Source data:
########
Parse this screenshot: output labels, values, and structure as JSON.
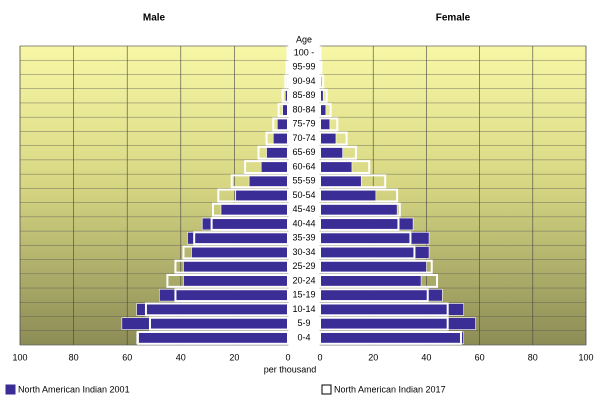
{
  "chart_data": {
    "type": "pyramid",
    "y_label": "Age",
    "x_label": "per thousand",
    "categories": [
      "100 -",
      "95-99",
      "90-94",
      "85-89",
      "80-84",
      "75-79",
      "70-74",
      "65-69",
      "60-64",
      "55-59",
      "50-54",
      "45-49",
      "40-44",
      "35-39",
      "30-34",
      "25-29",
      "20-24",
      "15-19",
      "10-14",
      "5-9",
      "0-4"
    ],
    "xlim": [
      0,
      100
    ],
    "xticks": [
      0,
      20,
      40,
      60,
      80,
      100
    ],
    "grid": true,
    "legend": "bottom",
    "series": [
      {
        "name": "North American Indian 2001",
        "color": "#3b2d96",
        "style": "filled"
      },
      {
        "name": "North American Indian 2017",
        "color": "#ffffff",
        "style": "outline"
      }
    ],
    "panels": [
      {
        "title": "Male",
        "side": "left",
        "values": [
          [
            0.2,
            0.3,
            0.5,
            1,
            2,
            4,
            5.5,
            8,
            10,
            14.5,
            19.5,
            25,
            32,
            37.5,
            36,
            39,
            39,
            48,
            56.5,
            62,
            56.5
          ],
          [
            0.2,
            0.5,
            1,
            2,
            3.5,
            5.5,
            8,
            11,
            16,
            21,
            26,
            28,
            28.5,
            35,
            39,
            42,
            45,
            42,
            53,
            51.5,
            56
          ]
        ]
      },
      {
        "title": "Female",
        "side": "right",
        "values": [
          [
            0.1,
            0.3,
            0.6,
            1.2,
            2.2,
            3.7,
            6,
            8.5,
            12,
            15.5,
            21,
            29,
            35,
            41,
            41,
            40,
            38,
            46,
            54,
            58.5,
            54
          ],
          [
            0.2,
            0.5,
            1.2,
            2.5,
            4,
            6.5,
            10,
            13.5,
            18.5,
            24.5,
            29,
            30,
            29.5,
            34,
            35.5,
            42,
            44,
            40.5,
            48,
            48,
            53
          ]
        ]
      }
    ]
  }
}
########
Problem to work on: In the lines above, locate the string "American". Copy every line where it occurs.

Response to this task:
        "name": "North American Indian 2001",
        "name": "North American Indian 2017",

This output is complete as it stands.